■ **Task instructions**:
Below are records; work out how many of their lines contain "ASTM" and give only that number.

-- Available records start --

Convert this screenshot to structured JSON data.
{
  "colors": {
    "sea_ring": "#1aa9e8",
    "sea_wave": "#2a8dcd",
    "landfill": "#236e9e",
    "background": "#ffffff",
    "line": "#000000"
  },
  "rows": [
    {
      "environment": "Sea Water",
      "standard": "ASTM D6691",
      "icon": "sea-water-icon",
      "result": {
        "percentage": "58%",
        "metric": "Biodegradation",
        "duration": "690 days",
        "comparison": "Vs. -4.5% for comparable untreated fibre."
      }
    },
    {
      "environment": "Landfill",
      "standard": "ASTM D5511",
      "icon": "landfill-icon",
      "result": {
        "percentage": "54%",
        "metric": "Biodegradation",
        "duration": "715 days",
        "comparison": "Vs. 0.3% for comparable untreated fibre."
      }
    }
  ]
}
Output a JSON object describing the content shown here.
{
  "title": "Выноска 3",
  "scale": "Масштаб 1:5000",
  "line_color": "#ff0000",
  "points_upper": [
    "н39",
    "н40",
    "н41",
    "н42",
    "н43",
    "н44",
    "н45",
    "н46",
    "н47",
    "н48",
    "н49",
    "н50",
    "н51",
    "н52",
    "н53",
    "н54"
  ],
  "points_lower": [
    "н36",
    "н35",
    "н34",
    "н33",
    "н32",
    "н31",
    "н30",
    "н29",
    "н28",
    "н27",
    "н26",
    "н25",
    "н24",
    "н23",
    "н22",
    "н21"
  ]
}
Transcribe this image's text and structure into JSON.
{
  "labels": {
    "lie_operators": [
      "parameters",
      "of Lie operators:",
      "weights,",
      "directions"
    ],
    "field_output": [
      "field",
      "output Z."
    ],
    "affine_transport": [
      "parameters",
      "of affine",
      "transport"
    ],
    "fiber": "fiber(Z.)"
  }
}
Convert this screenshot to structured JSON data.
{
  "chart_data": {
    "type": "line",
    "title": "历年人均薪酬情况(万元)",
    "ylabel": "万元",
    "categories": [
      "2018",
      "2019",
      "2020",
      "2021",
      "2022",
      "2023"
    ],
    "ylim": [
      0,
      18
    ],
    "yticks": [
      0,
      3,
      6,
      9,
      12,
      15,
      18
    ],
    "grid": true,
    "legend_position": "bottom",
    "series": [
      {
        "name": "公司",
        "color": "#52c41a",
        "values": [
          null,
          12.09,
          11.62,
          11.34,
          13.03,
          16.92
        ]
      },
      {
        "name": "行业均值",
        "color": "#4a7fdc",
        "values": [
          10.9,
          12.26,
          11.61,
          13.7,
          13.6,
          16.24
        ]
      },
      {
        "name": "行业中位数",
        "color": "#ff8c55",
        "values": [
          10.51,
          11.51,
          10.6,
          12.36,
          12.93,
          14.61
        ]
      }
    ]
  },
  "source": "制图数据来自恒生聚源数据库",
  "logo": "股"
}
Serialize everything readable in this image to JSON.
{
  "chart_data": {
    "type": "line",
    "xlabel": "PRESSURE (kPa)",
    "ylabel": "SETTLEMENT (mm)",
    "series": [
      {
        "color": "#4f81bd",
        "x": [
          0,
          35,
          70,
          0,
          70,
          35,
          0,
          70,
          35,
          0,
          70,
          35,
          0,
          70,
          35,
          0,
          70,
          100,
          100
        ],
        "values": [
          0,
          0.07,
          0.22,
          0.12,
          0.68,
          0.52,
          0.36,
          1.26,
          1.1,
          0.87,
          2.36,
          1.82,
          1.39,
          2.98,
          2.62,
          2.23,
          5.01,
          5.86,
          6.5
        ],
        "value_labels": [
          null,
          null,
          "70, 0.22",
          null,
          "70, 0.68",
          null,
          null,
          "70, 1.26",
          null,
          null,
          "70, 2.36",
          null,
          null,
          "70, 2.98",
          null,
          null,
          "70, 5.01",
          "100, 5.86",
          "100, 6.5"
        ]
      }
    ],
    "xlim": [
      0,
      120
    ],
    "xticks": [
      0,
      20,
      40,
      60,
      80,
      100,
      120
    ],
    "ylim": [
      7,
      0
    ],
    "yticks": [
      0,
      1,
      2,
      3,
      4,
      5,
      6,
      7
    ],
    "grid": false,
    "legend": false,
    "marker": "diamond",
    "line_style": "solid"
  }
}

-- Available records end --

■ **The answer**:
2